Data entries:

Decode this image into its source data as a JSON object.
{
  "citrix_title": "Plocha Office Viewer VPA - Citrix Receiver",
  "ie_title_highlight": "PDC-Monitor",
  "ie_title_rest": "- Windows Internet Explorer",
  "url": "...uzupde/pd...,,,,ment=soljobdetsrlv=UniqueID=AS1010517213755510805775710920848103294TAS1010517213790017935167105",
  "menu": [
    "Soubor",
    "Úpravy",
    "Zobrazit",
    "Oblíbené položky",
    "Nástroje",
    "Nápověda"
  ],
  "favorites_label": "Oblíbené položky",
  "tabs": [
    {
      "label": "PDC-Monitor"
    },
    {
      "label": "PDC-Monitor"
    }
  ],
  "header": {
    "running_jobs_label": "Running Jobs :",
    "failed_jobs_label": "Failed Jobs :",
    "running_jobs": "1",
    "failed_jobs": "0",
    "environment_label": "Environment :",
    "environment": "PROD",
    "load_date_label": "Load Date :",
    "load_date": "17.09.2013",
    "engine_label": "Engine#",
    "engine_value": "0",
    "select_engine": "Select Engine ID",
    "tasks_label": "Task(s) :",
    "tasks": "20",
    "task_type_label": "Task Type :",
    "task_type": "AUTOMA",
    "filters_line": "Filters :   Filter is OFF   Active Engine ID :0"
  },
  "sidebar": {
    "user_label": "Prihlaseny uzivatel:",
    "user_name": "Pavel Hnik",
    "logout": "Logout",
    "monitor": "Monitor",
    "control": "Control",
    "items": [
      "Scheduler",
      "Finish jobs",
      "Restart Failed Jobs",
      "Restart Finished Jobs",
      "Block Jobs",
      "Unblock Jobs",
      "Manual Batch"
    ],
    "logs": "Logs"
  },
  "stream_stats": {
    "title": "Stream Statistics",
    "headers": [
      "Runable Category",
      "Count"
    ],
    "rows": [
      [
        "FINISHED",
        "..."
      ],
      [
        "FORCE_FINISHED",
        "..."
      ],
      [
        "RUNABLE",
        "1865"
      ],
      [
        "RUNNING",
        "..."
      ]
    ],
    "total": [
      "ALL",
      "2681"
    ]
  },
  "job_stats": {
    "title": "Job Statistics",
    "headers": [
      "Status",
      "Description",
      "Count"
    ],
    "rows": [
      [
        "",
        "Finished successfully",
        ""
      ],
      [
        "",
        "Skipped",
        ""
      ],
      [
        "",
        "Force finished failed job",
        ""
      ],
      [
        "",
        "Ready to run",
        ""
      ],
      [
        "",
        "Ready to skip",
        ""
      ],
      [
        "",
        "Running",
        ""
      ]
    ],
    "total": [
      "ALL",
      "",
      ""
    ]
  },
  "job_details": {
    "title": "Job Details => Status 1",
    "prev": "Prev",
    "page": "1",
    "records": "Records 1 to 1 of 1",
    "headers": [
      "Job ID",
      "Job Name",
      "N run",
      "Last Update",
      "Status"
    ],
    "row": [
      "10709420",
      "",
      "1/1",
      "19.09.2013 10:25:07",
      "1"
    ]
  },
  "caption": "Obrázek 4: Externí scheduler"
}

◆ **Written exercise**
Each line that holds the string "Restart" counts once; give the total and nothing else.

◆ **Answer in full**
2